Find the word "Moderately" in the records below. List each line containing it.

### Extracted information
◇ ◇ ◇
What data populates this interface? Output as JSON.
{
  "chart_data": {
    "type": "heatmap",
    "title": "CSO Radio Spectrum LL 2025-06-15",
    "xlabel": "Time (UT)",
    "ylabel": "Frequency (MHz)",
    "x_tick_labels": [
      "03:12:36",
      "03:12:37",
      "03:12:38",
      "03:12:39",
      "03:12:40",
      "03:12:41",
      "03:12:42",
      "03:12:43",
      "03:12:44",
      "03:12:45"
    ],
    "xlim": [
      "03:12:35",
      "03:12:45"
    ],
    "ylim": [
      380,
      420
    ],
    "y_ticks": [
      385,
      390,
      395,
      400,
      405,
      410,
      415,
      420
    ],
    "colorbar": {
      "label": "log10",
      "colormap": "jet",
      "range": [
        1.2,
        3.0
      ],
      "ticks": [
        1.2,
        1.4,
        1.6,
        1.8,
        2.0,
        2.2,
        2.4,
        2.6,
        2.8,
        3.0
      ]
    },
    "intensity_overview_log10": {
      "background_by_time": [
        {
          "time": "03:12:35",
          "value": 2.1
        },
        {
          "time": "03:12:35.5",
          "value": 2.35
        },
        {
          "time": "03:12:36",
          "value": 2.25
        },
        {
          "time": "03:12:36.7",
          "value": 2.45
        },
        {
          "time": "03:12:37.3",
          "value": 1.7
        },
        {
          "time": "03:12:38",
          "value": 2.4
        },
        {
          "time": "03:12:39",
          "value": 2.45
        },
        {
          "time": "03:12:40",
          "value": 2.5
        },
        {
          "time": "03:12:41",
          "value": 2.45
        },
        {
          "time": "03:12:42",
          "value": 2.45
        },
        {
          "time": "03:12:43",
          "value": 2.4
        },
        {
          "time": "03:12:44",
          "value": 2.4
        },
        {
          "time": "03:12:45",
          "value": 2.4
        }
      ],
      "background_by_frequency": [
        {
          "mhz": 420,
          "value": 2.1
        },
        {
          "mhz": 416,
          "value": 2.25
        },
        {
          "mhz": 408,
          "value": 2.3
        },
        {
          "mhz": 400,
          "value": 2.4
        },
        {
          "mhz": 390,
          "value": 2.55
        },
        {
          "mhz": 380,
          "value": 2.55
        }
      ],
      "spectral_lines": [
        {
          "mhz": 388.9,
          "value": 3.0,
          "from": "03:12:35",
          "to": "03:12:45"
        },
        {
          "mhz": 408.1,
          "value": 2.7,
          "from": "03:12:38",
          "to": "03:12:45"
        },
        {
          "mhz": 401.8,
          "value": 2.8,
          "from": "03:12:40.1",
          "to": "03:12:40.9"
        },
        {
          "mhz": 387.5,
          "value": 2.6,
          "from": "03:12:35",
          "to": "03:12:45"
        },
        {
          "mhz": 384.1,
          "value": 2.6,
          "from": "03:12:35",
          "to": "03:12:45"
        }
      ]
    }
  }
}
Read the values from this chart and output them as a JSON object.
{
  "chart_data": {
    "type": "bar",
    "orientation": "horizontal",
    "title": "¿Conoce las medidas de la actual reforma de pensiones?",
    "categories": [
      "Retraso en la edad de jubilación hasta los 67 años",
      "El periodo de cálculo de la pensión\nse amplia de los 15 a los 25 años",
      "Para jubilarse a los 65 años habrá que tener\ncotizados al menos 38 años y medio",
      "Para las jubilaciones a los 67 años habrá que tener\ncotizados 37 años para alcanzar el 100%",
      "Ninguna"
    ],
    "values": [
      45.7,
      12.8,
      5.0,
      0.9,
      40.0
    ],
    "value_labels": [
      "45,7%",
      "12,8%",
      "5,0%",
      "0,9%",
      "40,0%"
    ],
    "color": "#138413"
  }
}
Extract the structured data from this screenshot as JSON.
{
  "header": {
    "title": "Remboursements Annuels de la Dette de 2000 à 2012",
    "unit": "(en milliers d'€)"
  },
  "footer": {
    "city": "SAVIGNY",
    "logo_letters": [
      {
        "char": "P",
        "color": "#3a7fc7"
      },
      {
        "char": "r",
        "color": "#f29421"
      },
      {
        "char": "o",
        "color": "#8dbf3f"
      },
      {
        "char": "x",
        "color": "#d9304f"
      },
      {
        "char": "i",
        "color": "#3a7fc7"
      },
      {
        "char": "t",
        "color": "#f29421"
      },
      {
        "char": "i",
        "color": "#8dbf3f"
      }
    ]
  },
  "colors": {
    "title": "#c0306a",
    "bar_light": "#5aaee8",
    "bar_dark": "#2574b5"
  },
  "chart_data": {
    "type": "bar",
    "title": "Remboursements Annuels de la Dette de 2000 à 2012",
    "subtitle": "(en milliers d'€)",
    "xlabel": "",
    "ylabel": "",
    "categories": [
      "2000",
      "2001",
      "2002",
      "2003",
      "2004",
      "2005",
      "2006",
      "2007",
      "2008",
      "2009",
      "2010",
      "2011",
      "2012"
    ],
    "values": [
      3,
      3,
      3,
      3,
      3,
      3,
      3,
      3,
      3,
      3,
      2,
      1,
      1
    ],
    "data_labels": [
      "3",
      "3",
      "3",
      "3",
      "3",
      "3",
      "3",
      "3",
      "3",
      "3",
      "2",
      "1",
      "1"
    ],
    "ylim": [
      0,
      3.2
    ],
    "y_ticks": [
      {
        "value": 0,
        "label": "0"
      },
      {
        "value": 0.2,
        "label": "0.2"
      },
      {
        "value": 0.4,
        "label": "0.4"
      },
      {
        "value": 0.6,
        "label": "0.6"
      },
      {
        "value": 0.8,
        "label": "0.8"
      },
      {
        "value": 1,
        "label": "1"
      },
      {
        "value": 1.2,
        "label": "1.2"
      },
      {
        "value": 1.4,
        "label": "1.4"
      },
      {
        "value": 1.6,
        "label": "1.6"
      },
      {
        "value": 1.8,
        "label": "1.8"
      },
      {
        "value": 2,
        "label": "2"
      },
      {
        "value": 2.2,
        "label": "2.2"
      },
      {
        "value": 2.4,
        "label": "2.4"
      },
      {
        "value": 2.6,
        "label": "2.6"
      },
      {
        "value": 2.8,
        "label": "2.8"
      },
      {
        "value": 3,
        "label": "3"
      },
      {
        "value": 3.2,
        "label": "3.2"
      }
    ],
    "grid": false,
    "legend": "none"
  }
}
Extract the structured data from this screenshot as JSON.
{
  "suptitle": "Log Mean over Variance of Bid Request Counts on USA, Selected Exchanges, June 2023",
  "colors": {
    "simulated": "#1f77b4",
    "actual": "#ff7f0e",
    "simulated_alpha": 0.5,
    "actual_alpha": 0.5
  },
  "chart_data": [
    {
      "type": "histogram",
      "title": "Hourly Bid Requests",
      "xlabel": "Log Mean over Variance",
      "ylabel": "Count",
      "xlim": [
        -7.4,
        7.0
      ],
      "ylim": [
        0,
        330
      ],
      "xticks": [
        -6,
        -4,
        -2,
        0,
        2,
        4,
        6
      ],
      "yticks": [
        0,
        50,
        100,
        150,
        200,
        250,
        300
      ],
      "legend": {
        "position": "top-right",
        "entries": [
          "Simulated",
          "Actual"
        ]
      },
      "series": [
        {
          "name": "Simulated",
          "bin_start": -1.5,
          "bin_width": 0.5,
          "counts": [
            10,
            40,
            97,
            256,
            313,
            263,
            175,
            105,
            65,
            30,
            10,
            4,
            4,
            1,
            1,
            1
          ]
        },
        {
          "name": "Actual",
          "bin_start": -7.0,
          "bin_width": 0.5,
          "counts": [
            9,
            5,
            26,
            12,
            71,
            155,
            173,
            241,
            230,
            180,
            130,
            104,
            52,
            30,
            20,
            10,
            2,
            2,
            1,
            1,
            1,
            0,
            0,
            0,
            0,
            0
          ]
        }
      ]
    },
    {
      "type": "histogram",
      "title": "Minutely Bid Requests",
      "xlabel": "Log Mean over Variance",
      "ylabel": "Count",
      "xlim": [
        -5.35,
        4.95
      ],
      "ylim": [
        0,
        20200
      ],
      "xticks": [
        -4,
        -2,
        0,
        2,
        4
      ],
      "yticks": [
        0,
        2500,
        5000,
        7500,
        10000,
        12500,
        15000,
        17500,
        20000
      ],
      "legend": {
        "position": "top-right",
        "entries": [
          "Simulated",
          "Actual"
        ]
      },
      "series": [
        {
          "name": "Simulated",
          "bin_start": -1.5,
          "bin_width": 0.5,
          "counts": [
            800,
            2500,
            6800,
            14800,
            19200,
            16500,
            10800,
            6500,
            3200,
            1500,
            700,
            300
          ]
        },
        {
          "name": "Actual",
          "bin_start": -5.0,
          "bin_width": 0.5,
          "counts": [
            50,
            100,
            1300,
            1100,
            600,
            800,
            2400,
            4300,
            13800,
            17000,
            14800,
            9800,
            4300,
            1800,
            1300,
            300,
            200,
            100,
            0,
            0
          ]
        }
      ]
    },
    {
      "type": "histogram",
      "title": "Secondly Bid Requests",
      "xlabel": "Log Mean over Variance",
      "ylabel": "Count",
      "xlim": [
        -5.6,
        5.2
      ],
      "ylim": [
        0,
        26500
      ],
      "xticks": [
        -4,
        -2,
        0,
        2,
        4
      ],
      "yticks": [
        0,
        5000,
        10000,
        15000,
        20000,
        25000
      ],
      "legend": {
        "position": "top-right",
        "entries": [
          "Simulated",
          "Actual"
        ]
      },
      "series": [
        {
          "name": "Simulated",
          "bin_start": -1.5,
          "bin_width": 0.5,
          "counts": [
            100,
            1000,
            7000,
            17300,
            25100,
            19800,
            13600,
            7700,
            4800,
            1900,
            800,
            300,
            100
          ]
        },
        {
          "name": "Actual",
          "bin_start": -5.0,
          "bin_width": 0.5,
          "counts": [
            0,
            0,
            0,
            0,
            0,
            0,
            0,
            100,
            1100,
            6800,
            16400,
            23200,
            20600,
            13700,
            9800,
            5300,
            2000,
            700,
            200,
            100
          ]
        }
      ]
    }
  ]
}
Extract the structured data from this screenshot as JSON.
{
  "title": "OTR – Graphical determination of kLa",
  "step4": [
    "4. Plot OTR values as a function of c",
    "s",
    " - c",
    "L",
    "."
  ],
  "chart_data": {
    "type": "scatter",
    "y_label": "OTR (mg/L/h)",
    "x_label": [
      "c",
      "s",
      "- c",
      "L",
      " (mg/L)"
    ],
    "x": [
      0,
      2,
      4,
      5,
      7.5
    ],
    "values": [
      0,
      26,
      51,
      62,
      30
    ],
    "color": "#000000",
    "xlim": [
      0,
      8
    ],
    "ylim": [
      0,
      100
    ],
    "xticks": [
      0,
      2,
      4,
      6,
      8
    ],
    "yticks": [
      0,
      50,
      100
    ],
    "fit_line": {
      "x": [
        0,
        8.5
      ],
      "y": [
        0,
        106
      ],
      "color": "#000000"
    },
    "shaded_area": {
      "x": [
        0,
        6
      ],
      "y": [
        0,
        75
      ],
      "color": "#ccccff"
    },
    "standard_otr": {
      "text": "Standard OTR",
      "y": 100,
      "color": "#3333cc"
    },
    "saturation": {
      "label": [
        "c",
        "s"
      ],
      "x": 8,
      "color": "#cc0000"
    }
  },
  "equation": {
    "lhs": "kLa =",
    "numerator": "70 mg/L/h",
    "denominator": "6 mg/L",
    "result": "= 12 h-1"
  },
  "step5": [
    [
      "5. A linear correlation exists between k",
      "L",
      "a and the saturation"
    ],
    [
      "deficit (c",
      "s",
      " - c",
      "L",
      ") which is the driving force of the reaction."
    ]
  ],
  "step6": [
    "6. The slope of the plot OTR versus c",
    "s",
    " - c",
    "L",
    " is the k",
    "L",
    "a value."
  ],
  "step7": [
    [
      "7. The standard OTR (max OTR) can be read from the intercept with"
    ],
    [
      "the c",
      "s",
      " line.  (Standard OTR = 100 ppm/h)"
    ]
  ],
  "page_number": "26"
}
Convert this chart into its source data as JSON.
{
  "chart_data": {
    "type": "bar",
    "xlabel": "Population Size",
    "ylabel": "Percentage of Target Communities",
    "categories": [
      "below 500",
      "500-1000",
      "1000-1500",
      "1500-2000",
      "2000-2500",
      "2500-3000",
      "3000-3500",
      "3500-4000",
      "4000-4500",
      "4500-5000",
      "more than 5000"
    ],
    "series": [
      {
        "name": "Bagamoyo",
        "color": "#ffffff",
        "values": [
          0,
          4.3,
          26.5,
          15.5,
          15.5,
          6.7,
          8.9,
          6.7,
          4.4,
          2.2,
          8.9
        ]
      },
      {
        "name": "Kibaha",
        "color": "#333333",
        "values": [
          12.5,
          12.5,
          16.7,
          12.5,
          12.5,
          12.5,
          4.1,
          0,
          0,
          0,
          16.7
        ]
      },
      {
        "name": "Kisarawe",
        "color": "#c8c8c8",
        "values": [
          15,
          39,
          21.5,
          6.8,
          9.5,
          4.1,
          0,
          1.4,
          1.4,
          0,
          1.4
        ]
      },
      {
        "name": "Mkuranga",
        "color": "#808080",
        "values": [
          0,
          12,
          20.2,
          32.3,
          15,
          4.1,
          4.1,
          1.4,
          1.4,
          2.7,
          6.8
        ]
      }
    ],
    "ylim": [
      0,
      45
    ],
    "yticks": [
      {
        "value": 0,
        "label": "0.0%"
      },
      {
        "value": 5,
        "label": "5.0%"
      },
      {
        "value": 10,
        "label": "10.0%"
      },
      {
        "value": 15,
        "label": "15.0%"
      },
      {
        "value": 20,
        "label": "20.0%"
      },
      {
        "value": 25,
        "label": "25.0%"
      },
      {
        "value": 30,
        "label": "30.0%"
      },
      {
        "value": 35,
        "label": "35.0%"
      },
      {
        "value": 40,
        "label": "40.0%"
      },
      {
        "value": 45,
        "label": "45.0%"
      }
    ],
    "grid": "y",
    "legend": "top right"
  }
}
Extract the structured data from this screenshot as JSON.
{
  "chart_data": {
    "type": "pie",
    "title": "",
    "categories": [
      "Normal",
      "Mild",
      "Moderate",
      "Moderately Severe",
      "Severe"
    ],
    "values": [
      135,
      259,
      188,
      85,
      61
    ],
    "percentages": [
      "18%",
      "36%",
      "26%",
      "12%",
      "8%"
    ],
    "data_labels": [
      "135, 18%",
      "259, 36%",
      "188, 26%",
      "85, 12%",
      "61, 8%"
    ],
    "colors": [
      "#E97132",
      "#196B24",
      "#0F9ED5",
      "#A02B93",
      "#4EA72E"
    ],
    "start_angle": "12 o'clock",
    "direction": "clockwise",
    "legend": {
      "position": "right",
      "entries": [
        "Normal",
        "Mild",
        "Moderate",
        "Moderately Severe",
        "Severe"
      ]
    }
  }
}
◇ ◇ ◇
### Response for this exercise
      "Moderately Severe",
        "Moderately Severe",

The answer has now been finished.